- Material to process -

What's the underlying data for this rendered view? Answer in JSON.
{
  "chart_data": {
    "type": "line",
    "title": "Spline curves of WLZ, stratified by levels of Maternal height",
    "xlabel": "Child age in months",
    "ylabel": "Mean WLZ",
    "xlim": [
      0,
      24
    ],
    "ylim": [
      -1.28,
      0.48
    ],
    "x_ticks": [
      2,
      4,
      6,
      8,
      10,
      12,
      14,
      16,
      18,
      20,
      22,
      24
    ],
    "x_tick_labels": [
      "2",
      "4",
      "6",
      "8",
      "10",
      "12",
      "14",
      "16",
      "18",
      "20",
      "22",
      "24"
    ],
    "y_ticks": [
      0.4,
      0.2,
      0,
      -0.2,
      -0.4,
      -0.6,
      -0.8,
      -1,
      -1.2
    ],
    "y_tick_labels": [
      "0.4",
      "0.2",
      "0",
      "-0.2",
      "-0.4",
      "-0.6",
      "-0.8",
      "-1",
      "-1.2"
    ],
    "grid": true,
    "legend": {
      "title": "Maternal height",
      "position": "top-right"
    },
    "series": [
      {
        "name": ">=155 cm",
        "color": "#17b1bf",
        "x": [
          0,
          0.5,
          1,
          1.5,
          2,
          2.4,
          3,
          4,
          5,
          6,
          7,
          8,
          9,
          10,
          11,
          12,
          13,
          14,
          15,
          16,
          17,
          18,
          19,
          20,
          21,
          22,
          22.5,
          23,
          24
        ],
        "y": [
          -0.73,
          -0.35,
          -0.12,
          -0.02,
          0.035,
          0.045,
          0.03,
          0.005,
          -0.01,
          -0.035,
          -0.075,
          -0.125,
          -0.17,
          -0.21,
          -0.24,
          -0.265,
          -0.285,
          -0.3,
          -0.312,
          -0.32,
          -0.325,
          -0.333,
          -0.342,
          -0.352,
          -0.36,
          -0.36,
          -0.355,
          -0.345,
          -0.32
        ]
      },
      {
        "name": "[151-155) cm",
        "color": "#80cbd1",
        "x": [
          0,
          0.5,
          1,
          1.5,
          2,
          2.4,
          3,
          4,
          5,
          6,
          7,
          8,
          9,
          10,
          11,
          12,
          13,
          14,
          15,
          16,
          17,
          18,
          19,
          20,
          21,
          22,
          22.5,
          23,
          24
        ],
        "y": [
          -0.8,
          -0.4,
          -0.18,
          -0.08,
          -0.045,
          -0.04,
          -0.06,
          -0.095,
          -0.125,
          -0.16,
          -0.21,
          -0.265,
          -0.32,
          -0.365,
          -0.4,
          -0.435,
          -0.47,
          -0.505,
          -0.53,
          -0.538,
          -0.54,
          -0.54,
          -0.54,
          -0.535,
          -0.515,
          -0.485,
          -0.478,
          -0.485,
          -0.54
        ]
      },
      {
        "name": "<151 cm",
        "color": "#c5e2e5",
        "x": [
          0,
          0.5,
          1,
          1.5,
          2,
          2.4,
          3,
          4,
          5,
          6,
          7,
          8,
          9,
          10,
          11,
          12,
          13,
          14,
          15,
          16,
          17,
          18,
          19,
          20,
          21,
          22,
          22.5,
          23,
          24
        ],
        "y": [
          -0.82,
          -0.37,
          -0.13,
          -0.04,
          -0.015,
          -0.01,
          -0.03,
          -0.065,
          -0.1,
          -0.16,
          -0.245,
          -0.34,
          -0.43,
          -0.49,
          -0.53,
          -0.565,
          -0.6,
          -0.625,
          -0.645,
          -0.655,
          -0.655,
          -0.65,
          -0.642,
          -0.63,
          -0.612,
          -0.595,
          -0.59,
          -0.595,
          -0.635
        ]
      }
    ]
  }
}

- Set exercise -
Write out the full set of records exactly as given.

- Completed exercise -
What's the underlying data for this rendered view? Answer in JSON.
{
  "chart_data": {
    "type": "line",
    "title": "Spline curves of WLZ, stratified by levels of Maternal height",
    "xlabel": "Child age in months",
    "ylabel": "Mean WLZ",
    "xlim": [
      0,
      24
    ],
    "ylim": [
      -1.28,
      0.48
    ],
    "x_ticks": [
      2,
      4,
      6,
      8,
      10,
      12,
      14,
      16,
      18,
      20,
      22,
      24
    ],
    "x_tick_labels": [
      "2",
      "4",
      "6",
      "8",
      "10",
      "12",
      "14",
      "16",
      "18",
      "20",
      "22",
      "24"
    ],
    "y_ticks": [
      0.4,
      0.2,
      0,
      -0.2,
      -0.4,
      -0.6,
      -0.8,
      -1,
      -1.2
    ],
    "y_tick_labels": [
      "0.4",
      "0.2",
      "0",
      "-0.2",
      "-0.4",
      "-0.6",
      "-0.8",
      "-1",
      "-1.2"
    ],
    "grid": true,
    "legend": {
      "title": "Maternal height",
      "position": "top-right"
    },
    "series": [
      {
        "name": ">=155 cm",
        "color": "#17b1bf",
        "x": [
          0,
          0.5,
          1,
          1.5,
          2,
          2.4,
          3,
          4,
          5,
          6,
          7,
          8,
          9,
          10,
          11,
          12,
          13,
          14,
          15,
          16,
          17,
          18,
          19,
          20,
          21,
          22,
          22.5,
          23,
          24
        ],
        "y": [
          -0.73,
          -0.35,
          -0.12,
          -0.02,
          0.035,
          0.045,
          0.03,
          0.005,
          -0.01,
          -0.035,
          -0.075,
          -0.125,
          -0.17,
          -0.21,
          -0.24,
          -0.265,
          -0.285,
          -0.3,
          -0.312,
          -0.32,
          -0.325,
          -0.333,
          -0.342,
          -0.352,
          -0.36,
          -0.36,
          -0.355,
          -0.345,
          -0.32
        ]
      },
      {
        "name": "[151-155) cm",
        "color": "#80cbd1",
        "x": [
          0,
          0.5,
          1,
          1.5,
          2,
          2.4,
          3,
          4,
          5,
          6,
          7,
          8,
          9,
          10,
          11,
          12,
          13,
          14,
          15,
          16,
          17,
          18,
          19,
          20,
          21,
          22,
          22.5,
          23,
          24
        ],
        "y": [
          -0.8,
          -0.4,
          -0.18,
          -0.08,
          -0.045,
          -0.04,
          -0.06,
          -0.095,
          -0.125,
          -0.16,
          -0.21,
          -0.265,
          -0.32,
          -0.365,
          -0.4,
          -0.435,
          -0.47,
          -0.505,
          -0.53,
          -0.538,
          -0.54,
          -0.54,
          -0.54,
          -0.535,
          -0.515,
          -0.485,
          -0.478,
          -0.485,
          -0.54
        ]
      },
      {
        "name": "<151 cm",
        "color": "#c5e2e5",
        "x": [
          0,
          0.5,
          1,
          1.5,
          2,
          2.4,
          3,
          4,
          5,
          6,
          7,
          8,
          9,
          10,
          11,
          12,
          13,
          14,
          15,
          16,
          17,
          18,
          19,
          20,
          21,
          22,
          22.5,
          23,
          24
        ],
        "y": [
          -0.82,
          -0.37,
          -0.13,
          -0.04,
          -0.015,
          -0.01,
          -0.03,
          -0.065,
          -0.1,
          -0.16,
          -0.245,
          -0.34,
          -0.43,
          -0.49,
          -0.53,
          -0.565,
          -0.6,
          -0.625,
          -0.645,
          -0.655,
          -0.655,
          -0.65,
          -0.642,
          -0.63,
          -0.612,
          -0.595,
          -0.59,
          -0.595,
          -0.635
        ]
      }
    ]
  }
}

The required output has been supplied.